Identify and copy all lines of the material where the string "土地文章" is found.

§ §

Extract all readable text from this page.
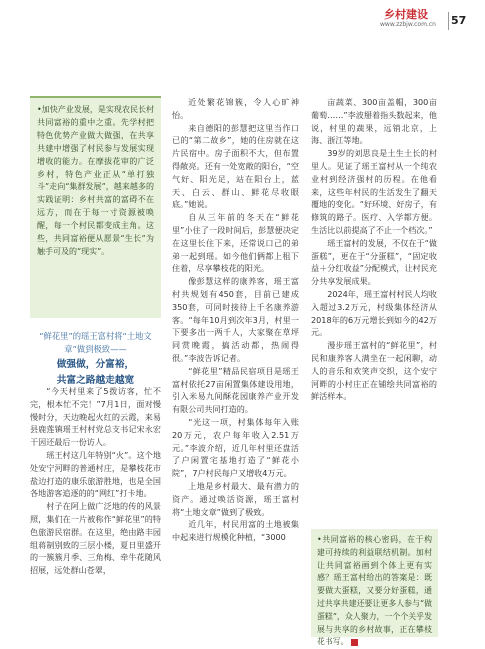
乡村建设
www.zzbjw.com.cn 57
•加快产业发展，是实现农民长村共同富裕的重中之重。先学村把特色优势产业做大做强，在共享共建中增强了村民参与发展实现增收的能力。在摩拔花审的广泛乡村，特色产业正从“单打独斗”走向“集群发展”，越来越多的实践证明：乡村共富的富碍不在远方，而在于每一寸资源被唤醒，每一个村民都变成主角。这些，共同富裕便从愿景“生长”为触手可及的“现实”。
“鲜花里”的瑶王富村将“土地文章”做到极致——
做强做，分富裕，
共富之路越走越宽

“今天村里来了5拨访客，忙不完，根本忙不完！”7月1日，面对慢慢时分，天边晚起火红的云霞，来易县鹿莲镇瑶王村村党总支书记宋永宏干因还最后一份访人。

瑶王村这几年特别“火”。这个地处安宁河畔的普通村庄，是攀枝花市盐边打造的康乐旅游胜地，也是全国各地游客追逐的的“网红”打卡地。

村子在阿上做广泛地的传的风景照，集们在一片被称作“鲜花里”的特色旅游民宿群。在这里，绝由路丰园组蒋制别致的三层小楼，夏日里盛开的一簇簇月季、三角梅、牵牛花随风招展，远处群山苍翠，

近处繁花锦簇，令人心旷神怡。

来自德阳的彭慧把这里当作口已的“第二故乡”，她的住房就在这片民宿中。房子面积不大，但布置得敞亮。还有一处宽敞的阳台，“空气好、阳光足，站在阳台上，蓝天、白云、群山、鲜花尽收眼底。”她说。

自从三年前的冬天在“鲜花里”小住了一段时间后，彭慧便决定在这里长住下来，还常说口己的弟弟一起到瑶。如今他们俩都上租下住着，尽享攀枝花的阳光。

像彭慧这样的康养客，瑶王富村共规划有450套，目前已建成350套，可同时接待上千名康养游客。“每年10月到次年3月，村里一下要多出一两千人，大家聚在草坪同赏晚霞，搞活动都，热闹得很。”李波告诉记者。

“鲜花里”精品民宿项目是瑶王富村依托27亩闲置集体建设用地，引入米易九间酥花园康养产业开发有限公司共同打造的。

“光这一项，村集体每年入账20万元，农户每年收入2.51万元。”李波介绍，近几年村里还盘活了户闲置宅基地打造了“鲜花小院”，7户村民每户又增收4万元。

上地是乡村最大、最有潜力的资产。通过唤活资源，瑶王富村将“土地文章”做到了极致。

近几年，村民用富的土地被集中起来进行规模化种植，“3000

亩蔬菜、300亩盖帽，300亩葡萄……”李波掰着指头数起来，他说，村里的蔬果，远销北京，上海、浙江等地。

39岁的刘思良是土生土长的村里人。见证了瑶王富村从一个纯农业村到经济强村的历程。在他看来，这些年村民的生活发生了翻天覆地的变化。“好环境、好房子，有修筑的路子。医疗、入学都方便。生活比以前提高了不止一个档次。”

瑶王富村的发展，不仅在于“做蛋糕”，更在于“分蛋糕”，“固定收益＋分红收益”分配模式，让村民充分共享发展成果。

2024年，瑶王富村村民人均收入超过3.2万元，村级集体经济从2018年的6万元增长到如今的42万元。

漫步瑶王富村的“鲜花里”，村民和康养客人满坐在一起闲聊，动人的音乐和欢笑声交织，这个安宁河畔的小村庄正在铺绘共同富裕的鲜活样本。

•共同富裕的核心密码，在于构建可持续的利益联结机制。加村让共同富裕画到个体上更有实感？瑶王富村给出的答案是：既要做大蛋糕，又要分好蛋糕，通过共享共建还要让更多人参与“做蛋糕”，众人聚力，一个个关乎发展与共享的乡村故事，正在攀枝花书写。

§ §

* **Output**
“鲜花里”的瑶王富村将“土地文章”做到极致——
上地是乡村最大、最有潜力的资产。通过唤活资源，瑶王富村将“土地文章”做到了极致。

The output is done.